[GIVEN REQUEST]
Reproduce the listing verbatim.

[ROWS]
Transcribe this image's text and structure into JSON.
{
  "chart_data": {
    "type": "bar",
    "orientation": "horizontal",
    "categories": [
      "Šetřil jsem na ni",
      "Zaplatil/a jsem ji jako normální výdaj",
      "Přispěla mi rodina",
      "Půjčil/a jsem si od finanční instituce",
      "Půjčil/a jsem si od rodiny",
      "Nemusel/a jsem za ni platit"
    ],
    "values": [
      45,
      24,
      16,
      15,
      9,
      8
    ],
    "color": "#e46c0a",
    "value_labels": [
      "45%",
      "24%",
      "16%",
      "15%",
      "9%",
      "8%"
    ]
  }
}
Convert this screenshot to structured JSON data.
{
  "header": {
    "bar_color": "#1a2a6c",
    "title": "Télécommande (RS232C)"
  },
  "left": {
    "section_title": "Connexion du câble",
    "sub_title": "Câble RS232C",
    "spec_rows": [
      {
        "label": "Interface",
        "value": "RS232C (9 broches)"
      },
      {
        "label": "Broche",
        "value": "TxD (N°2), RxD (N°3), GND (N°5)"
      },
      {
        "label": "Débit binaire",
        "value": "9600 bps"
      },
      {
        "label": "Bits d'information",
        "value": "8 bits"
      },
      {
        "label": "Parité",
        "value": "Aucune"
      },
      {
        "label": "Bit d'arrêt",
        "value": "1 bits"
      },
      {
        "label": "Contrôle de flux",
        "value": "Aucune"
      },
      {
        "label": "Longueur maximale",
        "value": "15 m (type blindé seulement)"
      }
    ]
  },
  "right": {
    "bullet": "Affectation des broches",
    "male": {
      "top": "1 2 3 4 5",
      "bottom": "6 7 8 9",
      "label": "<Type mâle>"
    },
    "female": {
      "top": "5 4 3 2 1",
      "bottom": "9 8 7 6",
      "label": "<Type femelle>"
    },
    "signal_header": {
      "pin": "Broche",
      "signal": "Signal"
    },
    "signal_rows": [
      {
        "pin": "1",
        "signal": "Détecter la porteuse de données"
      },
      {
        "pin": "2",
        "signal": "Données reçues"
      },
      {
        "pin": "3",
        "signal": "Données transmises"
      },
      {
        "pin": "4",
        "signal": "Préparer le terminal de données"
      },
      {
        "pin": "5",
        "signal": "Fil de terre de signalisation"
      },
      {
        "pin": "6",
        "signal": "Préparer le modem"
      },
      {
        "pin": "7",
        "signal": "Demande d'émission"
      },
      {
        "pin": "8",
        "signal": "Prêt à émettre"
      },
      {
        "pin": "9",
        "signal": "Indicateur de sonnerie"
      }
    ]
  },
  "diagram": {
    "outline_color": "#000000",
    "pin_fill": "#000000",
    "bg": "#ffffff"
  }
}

[SOLUTION FOR THIS EXERCISE]
Transcribe this image's text and structure into JSON.
{
  "chart_data": {
    "type": "bar",
    "orientation": "horizontal",
    "categories": [
      "Šetřil jsem na ni",
      "Zaplatil/a jsem ji jako normální výdaj",
      "Přispěla mi rodina",
      "Půjčil/a jsem si od finanční instituce",
      "Půjčil/a jsem si od rodiny",
      "Nemusel/a jsem za ni platit"
    ],
    "values": [
      45,
      24,
      16,
      15,
      9,
      8
    ],
    "color": "#e46c0a",
    "value_labels": [
      "45%",
      "24%",
      "16%",
      "15%",
      "9%",
      "8%"
    ]
  }
}
Convert this screenshot to structured JSON data.
{
  "header": {
    "bar_color": "#1a2a6c",
    "title": "Télécommande (RS232C)"
  },
  "left": {
    "section_title": "Connexion du câble",
    "sub_title": "Câble RS232C",
    "spec_rows": [
      {
        "label": "Interface",
        "value": "RS232C (9 broches)"
      },
      {
        "label": "Broche",
        "value": "TxD (N°2), RxD (N°3), GND (N°5)"
      },
      {
        "label": "Débit binaire",
        "value": "9600 bps"
      },
      {
        "label": "Bits d'information",
        "value": "8 bits"
      },
      {
        "label": "Parité",
        "value": "Aucune"
      },
      {
        "label": "Bit d'arrêt",
        "value": "1 bits"
      },
      {
        "label": "Contrôle de flux",
        "value": "Aucune"
      },
      {
        "label": "Longueur maximale",
        "value": "15 m (type blindé seulement)"
      }
    ]
  },
  "right": {
    "bullet": "Affectation des broches",
    "male": {
      "top": "1 2 3 4 5",
      "bottom": "6 7 8 9",
      "label": "<Type mâle>"
    },
    "female": {
      "top": "5 4 3 2 1",
      "bottom": "9 8 7 6",
      "label": "<Type femelle>"
    },
    "signal_header": {
      "pin": "Broche",
      "signal": "Signal"
    },
    "signal_rows": [
      {
        "pin": "1",
        "signal": "Détecter la porteuse de données"
      },
      {
        "pin": "2",
        "signal": "Données reçues"
      },
      {
        "pin": "3",
        "signal": "Données transmises"
      },
      {
        "pin": "4",
        "signal": "Préparer le terminal de données"
      },
      {
        "pin": "5",
        "signal": "Fil de terre de signalisation"
      },
      {
        "pin": "6",
        "signal": "Préparer le modem"
      },
      {
        "pin": "7",
        "signal": "Demande d'émission"
      },
      {
        "pin": "8",
        "signal": "Prêt à émettre"
      },
      {
        "pin": "9",
        "signal": "Indicateur de sonnerie"
      }
    ]
  },
  "diagram": {
    "outline_color": "#000000",
    "pin_fill": "#000000",
    "bg": "#ffffff"
  }
}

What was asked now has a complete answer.